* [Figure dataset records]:
⟨

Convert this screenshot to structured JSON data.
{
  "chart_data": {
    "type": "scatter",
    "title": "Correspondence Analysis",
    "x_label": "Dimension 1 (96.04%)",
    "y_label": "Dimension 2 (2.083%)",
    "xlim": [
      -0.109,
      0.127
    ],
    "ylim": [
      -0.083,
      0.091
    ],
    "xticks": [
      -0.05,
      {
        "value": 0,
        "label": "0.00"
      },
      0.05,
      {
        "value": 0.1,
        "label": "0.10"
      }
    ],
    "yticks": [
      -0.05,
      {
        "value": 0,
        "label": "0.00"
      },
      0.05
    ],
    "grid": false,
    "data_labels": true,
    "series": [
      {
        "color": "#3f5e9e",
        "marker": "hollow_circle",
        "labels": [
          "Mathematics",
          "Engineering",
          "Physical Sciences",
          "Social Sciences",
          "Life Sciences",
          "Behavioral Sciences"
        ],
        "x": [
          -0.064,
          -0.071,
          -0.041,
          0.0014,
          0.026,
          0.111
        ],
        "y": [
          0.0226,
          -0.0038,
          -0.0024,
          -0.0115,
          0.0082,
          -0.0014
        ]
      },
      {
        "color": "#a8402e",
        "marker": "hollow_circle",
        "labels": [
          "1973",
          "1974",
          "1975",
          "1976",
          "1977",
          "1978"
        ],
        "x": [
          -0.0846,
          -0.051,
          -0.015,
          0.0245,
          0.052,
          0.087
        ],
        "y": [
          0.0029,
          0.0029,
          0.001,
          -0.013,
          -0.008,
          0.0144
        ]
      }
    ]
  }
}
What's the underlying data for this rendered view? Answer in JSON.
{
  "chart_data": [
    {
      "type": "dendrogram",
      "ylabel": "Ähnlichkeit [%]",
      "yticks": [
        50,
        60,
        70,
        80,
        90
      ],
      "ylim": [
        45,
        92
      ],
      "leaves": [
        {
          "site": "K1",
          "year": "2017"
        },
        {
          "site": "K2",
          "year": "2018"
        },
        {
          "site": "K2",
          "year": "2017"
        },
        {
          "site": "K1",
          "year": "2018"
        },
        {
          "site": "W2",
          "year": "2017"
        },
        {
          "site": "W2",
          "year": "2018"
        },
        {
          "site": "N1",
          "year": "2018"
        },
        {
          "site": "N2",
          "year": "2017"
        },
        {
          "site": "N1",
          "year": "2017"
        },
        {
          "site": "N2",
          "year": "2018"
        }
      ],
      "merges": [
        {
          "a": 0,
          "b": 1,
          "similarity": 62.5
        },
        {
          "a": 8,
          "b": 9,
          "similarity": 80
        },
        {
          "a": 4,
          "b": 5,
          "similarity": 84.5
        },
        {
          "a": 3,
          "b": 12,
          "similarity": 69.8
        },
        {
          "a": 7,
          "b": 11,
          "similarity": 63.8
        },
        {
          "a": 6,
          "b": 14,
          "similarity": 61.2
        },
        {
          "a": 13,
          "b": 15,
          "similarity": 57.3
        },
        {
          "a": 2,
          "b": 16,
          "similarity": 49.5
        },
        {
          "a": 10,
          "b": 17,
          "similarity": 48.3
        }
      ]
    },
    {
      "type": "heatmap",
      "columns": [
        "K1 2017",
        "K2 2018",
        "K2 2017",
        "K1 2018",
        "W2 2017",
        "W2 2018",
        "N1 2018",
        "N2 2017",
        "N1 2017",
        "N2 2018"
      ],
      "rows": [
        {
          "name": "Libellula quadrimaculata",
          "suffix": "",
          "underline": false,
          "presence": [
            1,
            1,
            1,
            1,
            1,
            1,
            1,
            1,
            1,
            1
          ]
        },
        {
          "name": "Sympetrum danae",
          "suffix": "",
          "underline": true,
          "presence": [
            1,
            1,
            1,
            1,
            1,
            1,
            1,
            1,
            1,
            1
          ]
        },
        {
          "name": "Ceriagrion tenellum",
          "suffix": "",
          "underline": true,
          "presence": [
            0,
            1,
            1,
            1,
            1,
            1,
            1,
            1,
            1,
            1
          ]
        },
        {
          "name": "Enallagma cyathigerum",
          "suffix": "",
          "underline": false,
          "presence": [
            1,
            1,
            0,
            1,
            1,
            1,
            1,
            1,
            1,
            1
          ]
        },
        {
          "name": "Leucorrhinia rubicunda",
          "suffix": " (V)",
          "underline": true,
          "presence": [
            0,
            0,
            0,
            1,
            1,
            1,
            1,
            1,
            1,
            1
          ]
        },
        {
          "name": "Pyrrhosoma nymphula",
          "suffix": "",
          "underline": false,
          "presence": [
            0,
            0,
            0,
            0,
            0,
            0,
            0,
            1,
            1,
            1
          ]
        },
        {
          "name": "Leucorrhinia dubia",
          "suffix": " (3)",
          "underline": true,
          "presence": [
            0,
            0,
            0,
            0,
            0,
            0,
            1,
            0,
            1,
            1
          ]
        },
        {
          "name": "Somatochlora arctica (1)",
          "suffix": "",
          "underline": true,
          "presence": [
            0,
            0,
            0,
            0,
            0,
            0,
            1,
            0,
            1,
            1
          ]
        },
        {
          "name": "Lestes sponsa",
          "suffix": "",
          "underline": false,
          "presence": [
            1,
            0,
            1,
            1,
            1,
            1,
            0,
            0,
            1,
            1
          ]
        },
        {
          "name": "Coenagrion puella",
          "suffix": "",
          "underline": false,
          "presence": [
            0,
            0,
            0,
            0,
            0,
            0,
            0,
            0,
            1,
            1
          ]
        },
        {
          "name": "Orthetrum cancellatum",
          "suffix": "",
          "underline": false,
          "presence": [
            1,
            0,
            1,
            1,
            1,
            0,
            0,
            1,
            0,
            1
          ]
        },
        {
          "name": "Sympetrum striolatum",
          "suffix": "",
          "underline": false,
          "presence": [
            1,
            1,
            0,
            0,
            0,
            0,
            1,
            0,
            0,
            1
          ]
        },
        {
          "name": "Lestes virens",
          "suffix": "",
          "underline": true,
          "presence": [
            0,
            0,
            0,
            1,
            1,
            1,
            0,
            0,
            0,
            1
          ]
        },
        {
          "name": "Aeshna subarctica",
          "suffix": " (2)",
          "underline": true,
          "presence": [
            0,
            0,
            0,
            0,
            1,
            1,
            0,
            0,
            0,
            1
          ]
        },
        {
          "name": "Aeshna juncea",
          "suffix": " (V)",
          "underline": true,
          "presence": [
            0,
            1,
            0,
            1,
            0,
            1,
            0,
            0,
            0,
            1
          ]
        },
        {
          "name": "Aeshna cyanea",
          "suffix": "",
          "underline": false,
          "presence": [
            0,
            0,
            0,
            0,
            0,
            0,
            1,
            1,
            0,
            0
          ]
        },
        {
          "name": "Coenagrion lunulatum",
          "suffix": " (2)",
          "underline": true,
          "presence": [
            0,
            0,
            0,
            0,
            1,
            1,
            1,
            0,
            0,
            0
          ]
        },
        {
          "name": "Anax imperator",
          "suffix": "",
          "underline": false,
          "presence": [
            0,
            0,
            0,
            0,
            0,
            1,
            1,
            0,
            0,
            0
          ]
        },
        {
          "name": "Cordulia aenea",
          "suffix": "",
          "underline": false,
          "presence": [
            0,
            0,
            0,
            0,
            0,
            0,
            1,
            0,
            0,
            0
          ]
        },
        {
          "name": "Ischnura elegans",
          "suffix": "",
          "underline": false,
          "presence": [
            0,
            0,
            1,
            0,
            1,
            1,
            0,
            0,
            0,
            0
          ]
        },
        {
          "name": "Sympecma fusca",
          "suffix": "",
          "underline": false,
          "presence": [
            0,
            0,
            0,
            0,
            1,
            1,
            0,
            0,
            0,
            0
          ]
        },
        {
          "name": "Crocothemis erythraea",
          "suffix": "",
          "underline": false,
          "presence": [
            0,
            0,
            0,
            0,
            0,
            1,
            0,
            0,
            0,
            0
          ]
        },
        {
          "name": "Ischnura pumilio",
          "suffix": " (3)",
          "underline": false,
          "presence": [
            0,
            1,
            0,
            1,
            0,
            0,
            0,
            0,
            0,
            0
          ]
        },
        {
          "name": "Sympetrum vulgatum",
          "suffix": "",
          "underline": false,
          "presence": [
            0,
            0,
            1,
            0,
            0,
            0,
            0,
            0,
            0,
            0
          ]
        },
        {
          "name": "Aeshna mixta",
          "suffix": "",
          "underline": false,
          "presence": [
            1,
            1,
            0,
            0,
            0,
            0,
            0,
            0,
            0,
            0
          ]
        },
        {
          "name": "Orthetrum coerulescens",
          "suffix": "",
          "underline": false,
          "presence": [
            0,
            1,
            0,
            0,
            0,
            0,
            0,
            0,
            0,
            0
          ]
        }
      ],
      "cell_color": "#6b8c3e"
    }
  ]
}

⟩

* [PROBLEM TO WORK ON]: Copy out the lines that hold "Ischnura".

* [TASK SOLUTION]:
          "name": "Ischnura elegans",
          "name": "Ischnura pumilio",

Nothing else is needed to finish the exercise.